• Excerpted data:
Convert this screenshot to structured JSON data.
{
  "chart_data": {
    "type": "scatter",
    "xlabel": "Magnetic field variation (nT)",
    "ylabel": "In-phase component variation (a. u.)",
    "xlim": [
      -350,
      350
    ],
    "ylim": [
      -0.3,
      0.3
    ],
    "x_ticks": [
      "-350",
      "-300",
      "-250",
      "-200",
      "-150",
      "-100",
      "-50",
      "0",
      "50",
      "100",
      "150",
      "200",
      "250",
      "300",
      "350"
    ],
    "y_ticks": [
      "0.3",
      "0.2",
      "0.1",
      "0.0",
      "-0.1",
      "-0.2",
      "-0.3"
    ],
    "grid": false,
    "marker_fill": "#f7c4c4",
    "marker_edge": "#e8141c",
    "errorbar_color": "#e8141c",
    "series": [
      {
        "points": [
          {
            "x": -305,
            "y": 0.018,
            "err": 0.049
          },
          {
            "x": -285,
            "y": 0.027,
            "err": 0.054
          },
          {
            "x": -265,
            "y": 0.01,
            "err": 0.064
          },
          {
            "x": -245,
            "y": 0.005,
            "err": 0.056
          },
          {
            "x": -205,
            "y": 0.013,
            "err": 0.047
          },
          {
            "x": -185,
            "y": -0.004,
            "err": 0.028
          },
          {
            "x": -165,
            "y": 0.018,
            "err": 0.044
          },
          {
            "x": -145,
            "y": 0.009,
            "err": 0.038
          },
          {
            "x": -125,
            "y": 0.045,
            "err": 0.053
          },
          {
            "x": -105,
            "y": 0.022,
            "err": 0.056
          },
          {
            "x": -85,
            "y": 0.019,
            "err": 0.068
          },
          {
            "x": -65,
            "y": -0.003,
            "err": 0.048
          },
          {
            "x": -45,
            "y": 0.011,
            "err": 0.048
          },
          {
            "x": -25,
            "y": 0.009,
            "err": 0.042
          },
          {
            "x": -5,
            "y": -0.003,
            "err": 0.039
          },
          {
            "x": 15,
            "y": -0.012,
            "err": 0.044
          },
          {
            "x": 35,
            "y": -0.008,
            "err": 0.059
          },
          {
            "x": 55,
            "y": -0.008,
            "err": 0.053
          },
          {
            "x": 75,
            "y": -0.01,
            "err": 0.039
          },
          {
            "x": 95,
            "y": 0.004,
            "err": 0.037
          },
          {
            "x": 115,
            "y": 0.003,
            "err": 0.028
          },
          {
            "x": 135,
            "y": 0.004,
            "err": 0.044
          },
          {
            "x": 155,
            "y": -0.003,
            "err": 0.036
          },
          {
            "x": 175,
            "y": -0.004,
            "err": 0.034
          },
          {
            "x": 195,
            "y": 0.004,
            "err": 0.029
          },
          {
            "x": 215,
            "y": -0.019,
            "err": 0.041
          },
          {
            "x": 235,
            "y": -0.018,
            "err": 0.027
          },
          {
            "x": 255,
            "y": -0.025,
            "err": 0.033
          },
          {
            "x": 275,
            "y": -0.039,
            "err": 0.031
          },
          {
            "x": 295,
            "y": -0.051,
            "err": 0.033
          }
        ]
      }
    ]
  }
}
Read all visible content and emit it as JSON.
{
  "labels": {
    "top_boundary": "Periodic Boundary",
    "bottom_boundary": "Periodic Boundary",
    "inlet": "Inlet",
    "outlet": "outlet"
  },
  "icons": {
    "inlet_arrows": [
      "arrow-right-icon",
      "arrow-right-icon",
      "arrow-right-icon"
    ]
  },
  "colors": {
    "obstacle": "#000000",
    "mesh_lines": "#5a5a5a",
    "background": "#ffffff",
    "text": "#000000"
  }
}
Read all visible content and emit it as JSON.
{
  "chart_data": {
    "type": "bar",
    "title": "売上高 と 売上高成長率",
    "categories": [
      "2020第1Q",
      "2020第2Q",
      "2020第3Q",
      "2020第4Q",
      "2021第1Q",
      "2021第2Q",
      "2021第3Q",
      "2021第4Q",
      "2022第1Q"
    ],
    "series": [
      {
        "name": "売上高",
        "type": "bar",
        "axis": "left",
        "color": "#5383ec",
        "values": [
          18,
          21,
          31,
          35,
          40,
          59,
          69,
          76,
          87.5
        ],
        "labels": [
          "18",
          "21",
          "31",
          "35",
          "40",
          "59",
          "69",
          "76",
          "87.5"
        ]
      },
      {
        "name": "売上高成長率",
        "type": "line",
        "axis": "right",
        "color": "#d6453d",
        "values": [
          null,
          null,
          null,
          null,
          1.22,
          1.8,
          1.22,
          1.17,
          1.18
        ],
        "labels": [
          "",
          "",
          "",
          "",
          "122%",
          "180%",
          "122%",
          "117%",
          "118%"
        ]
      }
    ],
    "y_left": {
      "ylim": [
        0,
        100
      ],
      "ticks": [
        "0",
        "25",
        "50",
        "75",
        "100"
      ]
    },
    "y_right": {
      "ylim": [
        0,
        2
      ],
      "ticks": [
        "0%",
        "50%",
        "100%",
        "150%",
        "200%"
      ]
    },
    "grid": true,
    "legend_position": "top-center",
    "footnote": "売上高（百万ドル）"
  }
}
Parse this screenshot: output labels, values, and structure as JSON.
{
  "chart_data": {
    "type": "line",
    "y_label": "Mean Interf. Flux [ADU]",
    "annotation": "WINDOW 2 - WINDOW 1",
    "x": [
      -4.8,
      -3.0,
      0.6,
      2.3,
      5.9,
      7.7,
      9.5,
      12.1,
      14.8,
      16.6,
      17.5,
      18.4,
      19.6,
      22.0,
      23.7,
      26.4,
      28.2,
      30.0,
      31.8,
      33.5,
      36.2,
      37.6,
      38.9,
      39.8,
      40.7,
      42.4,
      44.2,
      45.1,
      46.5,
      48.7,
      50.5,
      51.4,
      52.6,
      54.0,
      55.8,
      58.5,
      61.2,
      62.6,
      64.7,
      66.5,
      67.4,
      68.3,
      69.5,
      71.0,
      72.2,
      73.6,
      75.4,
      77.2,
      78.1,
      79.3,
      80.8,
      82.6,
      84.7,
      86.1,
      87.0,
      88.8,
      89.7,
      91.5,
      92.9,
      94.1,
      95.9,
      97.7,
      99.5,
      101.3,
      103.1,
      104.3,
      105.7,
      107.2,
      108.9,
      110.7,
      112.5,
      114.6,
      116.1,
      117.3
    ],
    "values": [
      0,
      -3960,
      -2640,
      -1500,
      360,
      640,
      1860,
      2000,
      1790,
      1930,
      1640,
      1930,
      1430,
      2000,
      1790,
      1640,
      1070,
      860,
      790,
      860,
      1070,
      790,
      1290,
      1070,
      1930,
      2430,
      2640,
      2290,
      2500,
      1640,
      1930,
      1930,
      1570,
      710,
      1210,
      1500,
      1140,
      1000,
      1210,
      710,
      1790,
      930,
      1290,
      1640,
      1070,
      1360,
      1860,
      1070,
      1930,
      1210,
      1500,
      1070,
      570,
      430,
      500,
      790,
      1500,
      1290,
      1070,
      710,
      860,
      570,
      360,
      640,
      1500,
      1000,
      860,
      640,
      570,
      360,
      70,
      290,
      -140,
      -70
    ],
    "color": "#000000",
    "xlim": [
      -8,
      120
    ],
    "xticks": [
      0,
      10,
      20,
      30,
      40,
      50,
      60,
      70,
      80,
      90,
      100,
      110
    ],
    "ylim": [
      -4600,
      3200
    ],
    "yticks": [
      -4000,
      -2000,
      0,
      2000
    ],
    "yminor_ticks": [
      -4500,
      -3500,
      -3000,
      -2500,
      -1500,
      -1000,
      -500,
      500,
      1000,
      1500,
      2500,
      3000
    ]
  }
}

• Set exercise: Only the number is wanted: count the lines of the records that hold the word "Boundary".

• Exercise response: 2